Excerpt from a dataset:
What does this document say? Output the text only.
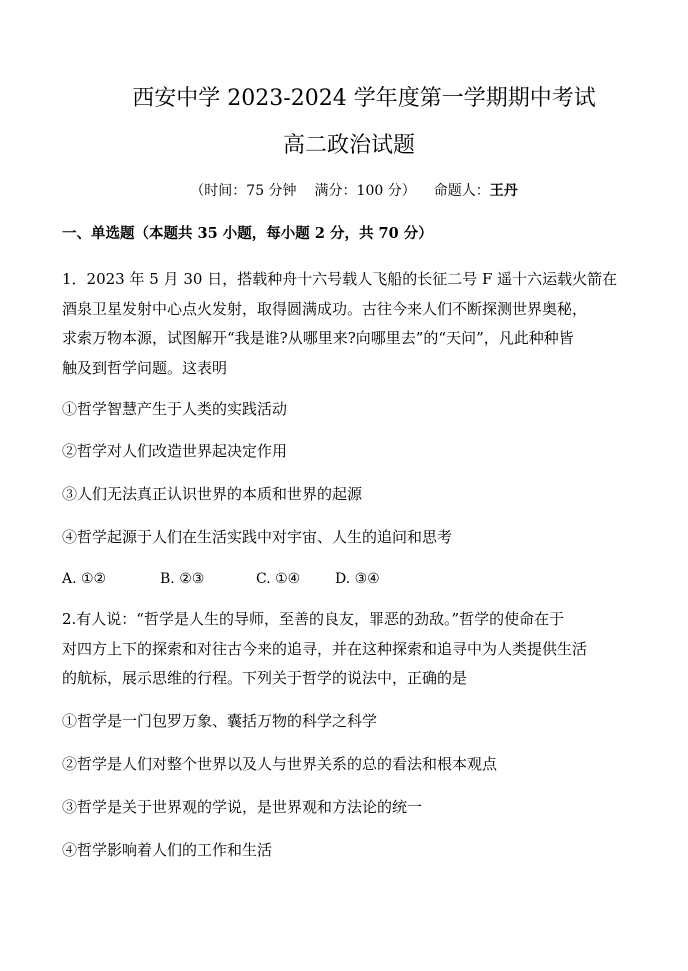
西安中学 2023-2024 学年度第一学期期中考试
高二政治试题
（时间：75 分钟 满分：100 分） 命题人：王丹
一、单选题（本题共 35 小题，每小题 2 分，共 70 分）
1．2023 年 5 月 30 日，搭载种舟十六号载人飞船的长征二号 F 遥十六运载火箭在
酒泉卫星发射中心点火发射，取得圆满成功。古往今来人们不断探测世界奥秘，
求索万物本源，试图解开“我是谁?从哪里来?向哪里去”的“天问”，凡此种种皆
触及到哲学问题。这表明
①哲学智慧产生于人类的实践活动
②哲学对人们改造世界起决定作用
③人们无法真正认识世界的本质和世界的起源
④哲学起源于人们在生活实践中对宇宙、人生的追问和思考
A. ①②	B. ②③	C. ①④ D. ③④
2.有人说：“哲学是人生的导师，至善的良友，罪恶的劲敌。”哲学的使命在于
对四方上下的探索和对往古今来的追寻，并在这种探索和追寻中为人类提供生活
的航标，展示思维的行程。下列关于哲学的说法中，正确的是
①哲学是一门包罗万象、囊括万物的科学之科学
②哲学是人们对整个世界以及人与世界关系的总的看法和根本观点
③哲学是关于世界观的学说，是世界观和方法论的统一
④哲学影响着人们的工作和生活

* * *

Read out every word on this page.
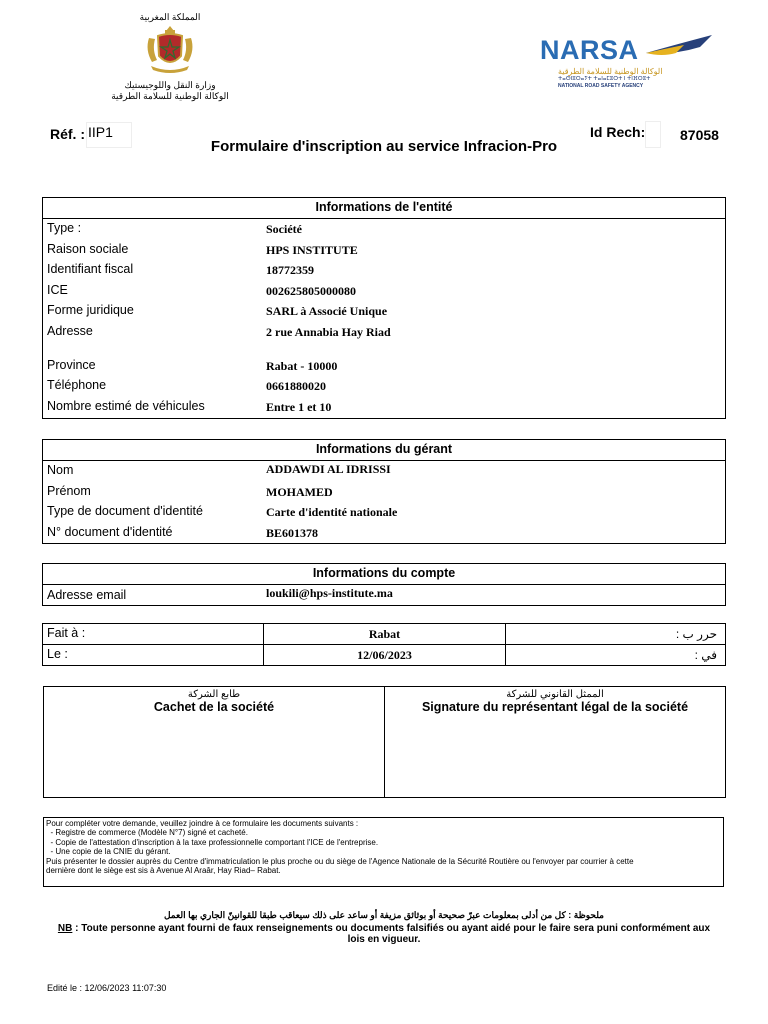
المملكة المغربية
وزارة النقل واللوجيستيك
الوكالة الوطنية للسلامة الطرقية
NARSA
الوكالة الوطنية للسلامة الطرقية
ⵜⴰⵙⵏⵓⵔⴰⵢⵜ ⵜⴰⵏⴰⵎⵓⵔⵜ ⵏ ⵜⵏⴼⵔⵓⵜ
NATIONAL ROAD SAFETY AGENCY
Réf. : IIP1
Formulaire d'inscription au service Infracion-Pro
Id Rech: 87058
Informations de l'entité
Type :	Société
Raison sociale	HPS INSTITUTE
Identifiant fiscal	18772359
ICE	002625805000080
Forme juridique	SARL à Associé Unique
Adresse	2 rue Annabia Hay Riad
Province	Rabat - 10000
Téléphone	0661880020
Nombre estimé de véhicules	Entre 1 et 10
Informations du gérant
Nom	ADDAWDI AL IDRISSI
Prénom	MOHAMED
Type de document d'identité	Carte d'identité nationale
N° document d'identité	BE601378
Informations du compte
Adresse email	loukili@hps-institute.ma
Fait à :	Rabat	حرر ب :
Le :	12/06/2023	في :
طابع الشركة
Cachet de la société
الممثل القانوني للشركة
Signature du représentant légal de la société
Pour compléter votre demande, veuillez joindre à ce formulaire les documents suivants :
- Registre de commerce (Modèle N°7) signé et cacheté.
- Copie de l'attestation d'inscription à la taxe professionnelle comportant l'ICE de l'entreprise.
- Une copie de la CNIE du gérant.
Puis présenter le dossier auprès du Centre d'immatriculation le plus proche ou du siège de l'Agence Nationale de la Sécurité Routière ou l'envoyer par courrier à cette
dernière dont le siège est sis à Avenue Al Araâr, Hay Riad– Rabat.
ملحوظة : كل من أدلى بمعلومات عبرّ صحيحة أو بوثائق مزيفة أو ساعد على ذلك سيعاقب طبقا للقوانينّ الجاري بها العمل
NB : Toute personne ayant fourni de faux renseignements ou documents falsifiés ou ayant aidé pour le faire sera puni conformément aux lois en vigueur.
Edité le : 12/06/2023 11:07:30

...

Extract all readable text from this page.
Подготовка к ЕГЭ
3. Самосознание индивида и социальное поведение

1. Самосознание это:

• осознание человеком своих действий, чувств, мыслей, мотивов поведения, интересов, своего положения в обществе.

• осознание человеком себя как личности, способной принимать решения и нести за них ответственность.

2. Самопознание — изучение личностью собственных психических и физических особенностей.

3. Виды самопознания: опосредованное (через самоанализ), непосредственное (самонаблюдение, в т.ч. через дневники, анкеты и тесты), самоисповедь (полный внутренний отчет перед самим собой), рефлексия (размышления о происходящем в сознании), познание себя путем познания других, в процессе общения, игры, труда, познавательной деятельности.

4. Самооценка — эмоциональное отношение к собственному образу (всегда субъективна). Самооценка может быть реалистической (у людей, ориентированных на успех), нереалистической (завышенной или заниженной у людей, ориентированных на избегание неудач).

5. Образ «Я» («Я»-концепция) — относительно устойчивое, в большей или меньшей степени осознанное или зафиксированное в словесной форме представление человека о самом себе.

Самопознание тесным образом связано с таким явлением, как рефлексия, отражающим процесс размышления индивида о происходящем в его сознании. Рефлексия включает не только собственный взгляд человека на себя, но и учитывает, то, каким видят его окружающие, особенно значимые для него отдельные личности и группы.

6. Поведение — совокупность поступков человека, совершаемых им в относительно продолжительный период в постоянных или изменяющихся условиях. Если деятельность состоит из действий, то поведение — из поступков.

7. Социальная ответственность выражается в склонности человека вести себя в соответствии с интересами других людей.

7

Written instruction: Find the word "Informations" in the data and copy out each line where it turns up.

Solution for this exercise:
Informations de l'entité
Informations du gérant
Informations du compte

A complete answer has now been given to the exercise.